─── PROVIDED DATA ───
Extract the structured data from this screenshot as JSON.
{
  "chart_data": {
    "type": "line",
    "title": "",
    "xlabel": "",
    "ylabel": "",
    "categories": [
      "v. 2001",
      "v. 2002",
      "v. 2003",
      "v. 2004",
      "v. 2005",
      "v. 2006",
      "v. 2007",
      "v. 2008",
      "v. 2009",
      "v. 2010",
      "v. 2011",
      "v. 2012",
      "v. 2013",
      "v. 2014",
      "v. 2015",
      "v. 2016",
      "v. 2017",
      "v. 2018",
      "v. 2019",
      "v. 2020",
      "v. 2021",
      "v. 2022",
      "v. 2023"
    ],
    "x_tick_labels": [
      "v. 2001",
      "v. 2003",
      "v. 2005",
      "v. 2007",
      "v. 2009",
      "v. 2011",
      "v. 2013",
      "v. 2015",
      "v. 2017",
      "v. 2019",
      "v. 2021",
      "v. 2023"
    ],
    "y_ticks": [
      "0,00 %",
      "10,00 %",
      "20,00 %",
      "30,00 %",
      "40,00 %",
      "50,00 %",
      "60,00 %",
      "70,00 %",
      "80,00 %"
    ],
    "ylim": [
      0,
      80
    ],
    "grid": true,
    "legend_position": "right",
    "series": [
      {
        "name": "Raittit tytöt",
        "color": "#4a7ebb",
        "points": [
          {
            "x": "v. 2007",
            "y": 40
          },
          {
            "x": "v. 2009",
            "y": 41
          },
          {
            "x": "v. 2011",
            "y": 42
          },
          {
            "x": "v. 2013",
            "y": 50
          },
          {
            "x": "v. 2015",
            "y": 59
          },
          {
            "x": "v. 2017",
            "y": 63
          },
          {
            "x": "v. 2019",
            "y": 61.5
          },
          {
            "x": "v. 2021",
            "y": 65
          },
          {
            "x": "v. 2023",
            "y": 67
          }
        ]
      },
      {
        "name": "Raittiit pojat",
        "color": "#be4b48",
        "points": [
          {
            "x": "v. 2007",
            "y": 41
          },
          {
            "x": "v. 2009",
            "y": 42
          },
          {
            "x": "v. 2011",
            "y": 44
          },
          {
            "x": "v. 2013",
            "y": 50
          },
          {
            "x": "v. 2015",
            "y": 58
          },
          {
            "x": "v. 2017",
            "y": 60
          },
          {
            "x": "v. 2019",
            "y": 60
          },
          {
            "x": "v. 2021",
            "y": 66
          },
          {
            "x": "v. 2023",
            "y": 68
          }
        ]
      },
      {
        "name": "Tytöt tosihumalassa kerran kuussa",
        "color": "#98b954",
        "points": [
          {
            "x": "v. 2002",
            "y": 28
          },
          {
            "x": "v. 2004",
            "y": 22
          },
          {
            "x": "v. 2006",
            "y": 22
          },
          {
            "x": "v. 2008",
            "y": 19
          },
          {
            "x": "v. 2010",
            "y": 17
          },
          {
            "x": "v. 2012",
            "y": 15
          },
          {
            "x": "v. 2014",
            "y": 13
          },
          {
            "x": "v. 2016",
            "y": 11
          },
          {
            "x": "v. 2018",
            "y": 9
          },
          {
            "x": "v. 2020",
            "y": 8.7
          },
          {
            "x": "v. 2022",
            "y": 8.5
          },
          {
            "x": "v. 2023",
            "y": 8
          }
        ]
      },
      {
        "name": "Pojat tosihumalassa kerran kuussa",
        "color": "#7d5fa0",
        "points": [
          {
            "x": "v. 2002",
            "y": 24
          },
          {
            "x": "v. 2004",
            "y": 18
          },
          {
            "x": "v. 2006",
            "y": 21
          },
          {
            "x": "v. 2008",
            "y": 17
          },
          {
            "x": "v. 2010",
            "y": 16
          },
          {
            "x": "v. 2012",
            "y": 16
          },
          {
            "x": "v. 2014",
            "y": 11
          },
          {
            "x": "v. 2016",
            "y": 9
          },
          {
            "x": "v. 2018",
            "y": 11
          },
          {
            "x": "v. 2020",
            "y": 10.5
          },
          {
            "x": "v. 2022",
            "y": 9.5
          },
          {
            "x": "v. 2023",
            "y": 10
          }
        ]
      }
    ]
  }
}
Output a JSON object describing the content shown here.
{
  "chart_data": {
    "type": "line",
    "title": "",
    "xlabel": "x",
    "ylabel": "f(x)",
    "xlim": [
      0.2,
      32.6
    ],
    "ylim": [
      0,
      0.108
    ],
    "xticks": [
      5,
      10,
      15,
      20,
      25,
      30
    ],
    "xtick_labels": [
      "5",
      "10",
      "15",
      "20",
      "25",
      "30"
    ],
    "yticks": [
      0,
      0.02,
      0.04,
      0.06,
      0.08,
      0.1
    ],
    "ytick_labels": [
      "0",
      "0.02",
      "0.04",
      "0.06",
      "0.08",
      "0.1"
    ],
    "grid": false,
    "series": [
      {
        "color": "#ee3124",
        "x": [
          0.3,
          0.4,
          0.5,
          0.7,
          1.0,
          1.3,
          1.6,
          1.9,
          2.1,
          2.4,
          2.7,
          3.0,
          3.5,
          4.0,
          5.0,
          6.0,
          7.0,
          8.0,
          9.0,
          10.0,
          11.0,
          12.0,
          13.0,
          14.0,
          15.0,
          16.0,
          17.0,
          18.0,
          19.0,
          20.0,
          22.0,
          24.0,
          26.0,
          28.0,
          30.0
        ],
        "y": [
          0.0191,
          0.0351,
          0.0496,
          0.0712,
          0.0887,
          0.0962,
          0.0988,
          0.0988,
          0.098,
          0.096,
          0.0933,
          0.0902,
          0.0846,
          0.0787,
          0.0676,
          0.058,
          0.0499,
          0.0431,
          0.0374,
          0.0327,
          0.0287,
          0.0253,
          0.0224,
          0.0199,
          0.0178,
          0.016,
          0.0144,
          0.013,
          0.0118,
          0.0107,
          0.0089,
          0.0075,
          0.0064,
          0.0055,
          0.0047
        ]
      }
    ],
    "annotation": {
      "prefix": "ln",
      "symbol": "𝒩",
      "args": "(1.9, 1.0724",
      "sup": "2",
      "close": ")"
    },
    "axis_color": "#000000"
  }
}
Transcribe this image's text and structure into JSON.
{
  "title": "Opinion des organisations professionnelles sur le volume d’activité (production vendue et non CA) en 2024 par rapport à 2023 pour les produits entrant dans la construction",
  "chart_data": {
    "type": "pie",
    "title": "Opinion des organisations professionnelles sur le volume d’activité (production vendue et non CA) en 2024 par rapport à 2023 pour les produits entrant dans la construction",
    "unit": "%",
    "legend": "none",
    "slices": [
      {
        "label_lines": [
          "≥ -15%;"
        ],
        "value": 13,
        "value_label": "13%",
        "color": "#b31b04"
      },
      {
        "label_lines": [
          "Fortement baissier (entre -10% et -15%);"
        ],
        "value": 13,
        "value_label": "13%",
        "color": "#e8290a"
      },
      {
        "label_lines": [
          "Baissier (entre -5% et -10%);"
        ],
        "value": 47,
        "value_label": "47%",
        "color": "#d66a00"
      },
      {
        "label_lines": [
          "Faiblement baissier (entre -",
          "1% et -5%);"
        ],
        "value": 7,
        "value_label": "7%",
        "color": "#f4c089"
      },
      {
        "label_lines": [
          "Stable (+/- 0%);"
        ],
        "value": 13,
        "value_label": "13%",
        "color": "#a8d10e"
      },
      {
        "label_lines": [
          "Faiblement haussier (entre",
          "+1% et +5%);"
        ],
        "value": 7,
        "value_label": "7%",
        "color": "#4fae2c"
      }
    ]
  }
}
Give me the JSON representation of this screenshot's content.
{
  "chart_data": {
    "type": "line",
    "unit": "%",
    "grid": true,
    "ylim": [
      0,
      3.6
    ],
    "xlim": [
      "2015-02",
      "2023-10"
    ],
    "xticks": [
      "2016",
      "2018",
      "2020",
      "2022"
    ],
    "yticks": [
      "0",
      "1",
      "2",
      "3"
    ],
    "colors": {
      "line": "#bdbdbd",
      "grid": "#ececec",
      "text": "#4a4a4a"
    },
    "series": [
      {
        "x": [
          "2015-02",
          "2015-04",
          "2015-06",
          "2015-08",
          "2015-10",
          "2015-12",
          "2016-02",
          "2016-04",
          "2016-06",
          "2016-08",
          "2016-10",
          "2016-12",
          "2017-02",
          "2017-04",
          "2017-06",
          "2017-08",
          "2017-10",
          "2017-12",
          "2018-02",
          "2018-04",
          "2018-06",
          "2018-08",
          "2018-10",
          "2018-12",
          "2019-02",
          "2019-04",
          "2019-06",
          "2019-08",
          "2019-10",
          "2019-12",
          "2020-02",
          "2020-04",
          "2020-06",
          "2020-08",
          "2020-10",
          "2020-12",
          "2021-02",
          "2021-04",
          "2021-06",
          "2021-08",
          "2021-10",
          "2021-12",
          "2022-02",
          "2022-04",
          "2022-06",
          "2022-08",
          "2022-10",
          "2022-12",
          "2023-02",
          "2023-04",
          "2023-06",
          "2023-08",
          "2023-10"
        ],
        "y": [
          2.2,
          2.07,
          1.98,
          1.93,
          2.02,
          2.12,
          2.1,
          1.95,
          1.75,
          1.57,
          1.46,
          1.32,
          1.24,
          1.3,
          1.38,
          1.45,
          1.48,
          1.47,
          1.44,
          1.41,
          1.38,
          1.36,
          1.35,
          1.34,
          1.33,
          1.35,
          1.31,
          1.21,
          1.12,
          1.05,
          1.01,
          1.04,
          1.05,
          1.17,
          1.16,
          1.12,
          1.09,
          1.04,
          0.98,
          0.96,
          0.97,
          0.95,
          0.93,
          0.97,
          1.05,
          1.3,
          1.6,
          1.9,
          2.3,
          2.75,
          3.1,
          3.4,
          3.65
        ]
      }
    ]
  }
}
───
• EXERCISE BRIEF
In the listing, how many lines hold "screenshot"? Answer with a bare number.

• RESULT OF THE EXERCISE
2